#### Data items
+ + + + + + +

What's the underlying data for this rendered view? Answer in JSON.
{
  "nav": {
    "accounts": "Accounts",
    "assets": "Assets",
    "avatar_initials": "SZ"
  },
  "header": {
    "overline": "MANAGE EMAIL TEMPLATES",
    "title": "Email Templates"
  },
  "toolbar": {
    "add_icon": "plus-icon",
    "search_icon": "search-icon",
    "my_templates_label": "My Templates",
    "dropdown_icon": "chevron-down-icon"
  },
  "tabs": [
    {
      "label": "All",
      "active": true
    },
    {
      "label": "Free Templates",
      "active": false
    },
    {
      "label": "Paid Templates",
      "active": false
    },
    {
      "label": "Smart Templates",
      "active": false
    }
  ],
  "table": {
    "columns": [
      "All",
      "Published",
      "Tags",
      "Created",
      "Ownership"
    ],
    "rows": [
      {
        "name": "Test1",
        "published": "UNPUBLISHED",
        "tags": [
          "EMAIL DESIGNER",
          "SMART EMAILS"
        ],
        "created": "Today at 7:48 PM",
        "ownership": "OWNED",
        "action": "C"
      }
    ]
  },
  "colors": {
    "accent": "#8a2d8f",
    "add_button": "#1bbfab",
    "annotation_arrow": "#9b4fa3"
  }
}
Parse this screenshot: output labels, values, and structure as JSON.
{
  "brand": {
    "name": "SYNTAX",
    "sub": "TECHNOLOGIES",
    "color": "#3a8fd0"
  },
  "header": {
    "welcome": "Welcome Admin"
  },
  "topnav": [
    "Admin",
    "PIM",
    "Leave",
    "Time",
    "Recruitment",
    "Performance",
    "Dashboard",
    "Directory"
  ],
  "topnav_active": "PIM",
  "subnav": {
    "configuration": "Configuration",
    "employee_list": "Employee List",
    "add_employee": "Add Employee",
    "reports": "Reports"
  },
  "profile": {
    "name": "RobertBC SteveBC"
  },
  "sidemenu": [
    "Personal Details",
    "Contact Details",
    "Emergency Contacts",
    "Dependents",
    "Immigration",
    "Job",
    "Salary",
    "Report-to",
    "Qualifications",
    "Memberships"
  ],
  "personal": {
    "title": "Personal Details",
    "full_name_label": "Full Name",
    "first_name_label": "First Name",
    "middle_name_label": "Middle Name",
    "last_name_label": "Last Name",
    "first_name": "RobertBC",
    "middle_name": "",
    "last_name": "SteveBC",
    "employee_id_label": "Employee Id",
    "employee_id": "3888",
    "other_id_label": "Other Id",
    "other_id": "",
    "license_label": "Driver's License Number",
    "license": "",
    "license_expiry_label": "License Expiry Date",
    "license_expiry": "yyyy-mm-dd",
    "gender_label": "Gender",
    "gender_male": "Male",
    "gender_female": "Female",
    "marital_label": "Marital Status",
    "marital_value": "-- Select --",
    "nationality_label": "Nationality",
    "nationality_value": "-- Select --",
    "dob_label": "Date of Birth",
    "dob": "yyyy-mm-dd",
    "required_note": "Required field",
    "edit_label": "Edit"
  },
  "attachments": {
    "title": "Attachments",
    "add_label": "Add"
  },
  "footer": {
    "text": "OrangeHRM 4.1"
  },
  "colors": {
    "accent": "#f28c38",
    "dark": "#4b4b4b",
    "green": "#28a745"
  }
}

+ + + + + + +

#### AIM OF THE TASK
Which lines contain "title"? Copy each of them out.

#### SOLUTION FOR THIS PROBLEM
    "title": "Email Templates"
    "title": "Personal Details",
    "title": "Attachments",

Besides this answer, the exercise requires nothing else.